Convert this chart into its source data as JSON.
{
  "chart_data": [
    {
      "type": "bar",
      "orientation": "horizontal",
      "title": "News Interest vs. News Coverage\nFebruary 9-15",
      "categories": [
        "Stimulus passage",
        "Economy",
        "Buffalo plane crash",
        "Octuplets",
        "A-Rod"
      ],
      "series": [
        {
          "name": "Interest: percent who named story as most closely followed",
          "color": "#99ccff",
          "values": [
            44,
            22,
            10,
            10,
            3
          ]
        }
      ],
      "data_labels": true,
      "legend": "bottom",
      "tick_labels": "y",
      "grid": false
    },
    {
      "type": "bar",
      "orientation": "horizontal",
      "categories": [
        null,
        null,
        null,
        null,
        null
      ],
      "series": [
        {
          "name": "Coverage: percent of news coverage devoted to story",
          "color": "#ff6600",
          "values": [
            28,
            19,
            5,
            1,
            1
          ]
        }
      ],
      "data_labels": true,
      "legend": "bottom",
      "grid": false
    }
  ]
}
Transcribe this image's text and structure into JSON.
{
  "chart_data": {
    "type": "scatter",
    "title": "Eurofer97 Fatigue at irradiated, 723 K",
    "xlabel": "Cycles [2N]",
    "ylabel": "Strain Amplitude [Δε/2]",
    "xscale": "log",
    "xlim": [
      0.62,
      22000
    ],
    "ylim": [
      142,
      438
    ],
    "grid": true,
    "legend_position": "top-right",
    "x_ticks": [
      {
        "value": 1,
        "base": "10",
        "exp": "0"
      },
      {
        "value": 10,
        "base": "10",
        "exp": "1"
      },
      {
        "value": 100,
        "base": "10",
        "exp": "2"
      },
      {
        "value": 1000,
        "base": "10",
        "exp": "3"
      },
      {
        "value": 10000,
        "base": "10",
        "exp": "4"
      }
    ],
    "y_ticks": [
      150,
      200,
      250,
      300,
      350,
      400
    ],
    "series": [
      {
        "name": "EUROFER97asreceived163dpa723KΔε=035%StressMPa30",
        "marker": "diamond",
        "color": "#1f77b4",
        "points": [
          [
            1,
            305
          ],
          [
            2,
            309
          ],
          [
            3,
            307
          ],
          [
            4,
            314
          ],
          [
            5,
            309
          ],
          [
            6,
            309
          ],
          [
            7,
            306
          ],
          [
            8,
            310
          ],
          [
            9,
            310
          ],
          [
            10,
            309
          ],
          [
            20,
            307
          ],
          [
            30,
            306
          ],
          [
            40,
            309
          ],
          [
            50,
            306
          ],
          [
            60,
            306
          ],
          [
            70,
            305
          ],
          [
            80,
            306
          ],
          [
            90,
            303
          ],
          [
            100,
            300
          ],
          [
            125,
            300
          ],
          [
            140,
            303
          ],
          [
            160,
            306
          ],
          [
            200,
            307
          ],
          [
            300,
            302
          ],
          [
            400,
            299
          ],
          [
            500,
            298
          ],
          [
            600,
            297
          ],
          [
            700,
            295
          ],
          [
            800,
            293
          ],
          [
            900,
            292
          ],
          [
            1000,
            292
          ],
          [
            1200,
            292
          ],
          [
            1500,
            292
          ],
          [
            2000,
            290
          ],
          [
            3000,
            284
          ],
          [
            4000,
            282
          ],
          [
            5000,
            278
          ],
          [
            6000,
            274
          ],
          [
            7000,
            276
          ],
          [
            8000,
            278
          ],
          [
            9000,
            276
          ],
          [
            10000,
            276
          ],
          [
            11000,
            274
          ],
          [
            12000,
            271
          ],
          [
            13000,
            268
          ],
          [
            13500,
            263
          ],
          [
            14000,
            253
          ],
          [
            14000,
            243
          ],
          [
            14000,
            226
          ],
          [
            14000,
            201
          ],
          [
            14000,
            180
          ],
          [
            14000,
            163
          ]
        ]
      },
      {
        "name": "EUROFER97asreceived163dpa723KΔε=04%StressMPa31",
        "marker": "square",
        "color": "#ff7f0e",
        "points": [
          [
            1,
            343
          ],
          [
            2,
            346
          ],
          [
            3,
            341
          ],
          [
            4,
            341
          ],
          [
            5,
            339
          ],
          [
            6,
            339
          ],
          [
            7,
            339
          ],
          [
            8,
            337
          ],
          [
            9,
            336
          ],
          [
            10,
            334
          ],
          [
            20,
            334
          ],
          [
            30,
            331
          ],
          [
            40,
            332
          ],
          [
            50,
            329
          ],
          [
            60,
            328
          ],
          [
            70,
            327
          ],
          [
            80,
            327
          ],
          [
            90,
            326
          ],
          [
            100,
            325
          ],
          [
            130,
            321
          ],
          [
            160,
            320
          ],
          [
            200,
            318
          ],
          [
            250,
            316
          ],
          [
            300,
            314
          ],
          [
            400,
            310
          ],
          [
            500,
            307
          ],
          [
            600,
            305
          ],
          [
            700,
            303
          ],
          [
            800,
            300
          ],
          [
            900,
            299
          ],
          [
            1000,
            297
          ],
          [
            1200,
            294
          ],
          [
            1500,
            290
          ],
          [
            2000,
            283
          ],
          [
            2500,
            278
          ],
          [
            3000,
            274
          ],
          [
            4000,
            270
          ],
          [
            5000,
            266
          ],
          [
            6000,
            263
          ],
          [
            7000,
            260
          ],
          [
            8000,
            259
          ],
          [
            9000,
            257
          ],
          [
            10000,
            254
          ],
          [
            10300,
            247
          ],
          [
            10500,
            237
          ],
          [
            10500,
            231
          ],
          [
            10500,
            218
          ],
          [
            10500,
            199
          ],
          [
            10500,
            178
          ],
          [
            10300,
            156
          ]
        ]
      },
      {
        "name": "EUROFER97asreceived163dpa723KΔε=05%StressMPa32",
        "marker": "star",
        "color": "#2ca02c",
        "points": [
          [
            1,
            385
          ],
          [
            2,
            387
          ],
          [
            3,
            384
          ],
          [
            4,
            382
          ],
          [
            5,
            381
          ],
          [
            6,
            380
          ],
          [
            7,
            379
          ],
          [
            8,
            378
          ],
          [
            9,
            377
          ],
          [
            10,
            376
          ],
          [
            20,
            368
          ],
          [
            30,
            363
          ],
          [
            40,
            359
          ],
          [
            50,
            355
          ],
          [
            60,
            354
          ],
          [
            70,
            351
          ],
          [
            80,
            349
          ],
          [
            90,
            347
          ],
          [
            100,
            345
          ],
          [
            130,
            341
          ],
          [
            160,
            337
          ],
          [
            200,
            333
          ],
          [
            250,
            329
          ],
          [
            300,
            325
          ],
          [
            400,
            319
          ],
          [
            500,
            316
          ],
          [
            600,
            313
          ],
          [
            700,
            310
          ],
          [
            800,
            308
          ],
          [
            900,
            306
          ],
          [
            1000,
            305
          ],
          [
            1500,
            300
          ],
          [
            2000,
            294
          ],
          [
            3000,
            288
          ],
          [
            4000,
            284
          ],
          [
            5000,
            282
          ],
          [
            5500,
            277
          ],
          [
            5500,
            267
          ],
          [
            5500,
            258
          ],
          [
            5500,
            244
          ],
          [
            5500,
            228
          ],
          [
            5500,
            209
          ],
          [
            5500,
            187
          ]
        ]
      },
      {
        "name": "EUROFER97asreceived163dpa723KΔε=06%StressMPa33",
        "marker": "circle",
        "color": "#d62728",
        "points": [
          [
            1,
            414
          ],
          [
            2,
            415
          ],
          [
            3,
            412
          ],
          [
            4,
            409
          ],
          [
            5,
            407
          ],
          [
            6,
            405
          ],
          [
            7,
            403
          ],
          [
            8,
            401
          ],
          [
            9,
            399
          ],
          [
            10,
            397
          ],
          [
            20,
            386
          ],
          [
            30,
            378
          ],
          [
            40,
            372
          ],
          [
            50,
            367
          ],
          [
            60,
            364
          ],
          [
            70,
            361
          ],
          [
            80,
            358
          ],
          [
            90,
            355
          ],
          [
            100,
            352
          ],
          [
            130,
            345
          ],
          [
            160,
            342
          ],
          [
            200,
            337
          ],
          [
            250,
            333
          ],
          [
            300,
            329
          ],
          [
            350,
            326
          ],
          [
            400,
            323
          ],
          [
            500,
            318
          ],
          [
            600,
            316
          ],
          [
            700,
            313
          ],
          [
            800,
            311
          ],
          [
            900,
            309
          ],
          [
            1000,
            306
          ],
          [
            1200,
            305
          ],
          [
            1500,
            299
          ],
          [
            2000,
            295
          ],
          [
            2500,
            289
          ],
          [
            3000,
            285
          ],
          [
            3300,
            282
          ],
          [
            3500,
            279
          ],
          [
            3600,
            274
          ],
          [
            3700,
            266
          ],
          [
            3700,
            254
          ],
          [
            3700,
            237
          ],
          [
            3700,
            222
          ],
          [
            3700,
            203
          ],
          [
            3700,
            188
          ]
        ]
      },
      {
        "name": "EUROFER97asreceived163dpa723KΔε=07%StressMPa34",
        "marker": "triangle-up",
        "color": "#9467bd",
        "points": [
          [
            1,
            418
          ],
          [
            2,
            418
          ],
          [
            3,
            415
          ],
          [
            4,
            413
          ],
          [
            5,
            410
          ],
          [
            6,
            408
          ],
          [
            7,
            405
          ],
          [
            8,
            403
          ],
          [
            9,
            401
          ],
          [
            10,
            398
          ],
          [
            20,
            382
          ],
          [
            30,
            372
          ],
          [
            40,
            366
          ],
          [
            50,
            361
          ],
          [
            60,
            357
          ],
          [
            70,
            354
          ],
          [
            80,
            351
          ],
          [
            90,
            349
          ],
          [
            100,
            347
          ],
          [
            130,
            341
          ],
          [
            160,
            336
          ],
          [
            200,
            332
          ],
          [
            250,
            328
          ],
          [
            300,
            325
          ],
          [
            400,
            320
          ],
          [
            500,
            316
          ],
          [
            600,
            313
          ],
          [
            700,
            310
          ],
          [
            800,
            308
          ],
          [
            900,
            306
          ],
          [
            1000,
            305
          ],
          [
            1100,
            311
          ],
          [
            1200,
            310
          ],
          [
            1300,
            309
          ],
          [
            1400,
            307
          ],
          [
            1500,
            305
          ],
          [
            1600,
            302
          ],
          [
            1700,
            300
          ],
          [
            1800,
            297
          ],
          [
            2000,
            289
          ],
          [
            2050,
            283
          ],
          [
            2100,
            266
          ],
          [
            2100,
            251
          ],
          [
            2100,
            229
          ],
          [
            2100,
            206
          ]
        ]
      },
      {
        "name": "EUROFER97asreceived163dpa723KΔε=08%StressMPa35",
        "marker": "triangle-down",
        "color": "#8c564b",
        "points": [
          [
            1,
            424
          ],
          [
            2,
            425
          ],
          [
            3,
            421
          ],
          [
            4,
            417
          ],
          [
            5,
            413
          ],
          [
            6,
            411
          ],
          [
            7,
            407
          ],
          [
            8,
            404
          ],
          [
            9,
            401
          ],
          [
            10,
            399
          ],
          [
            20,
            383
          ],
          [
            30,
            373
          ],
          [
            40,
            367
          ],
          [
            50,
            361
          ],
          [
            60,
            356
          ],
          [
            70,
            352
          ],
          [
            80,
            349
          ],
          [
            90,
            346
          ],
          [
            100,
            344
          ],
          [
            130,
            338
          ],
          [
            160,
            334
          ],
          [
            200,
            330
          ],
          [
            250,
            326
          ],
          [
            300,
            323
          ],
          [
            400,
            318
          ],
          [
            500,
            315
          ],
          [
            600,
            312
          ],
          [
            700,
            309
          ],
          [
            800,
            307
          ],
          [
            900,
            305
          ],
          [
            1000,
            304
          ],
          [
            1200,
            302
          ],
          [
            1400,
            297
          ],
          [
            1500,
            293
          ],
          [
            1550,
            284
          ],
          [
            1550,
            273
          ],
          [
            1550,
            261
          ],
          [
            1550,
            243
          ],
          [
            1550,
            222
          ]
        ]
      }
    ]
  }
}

**INSTRUCTION:**
Identify the lines in the entries that hold "marker" and return each one.

**ANSWER TO THIS EXERCISE:**
        "marker": "diamond",
        "marker": "square",
        "marker": "star",
        "marker": "circle",
        "marker": "triangle-up",
        "marker": "triangle-down",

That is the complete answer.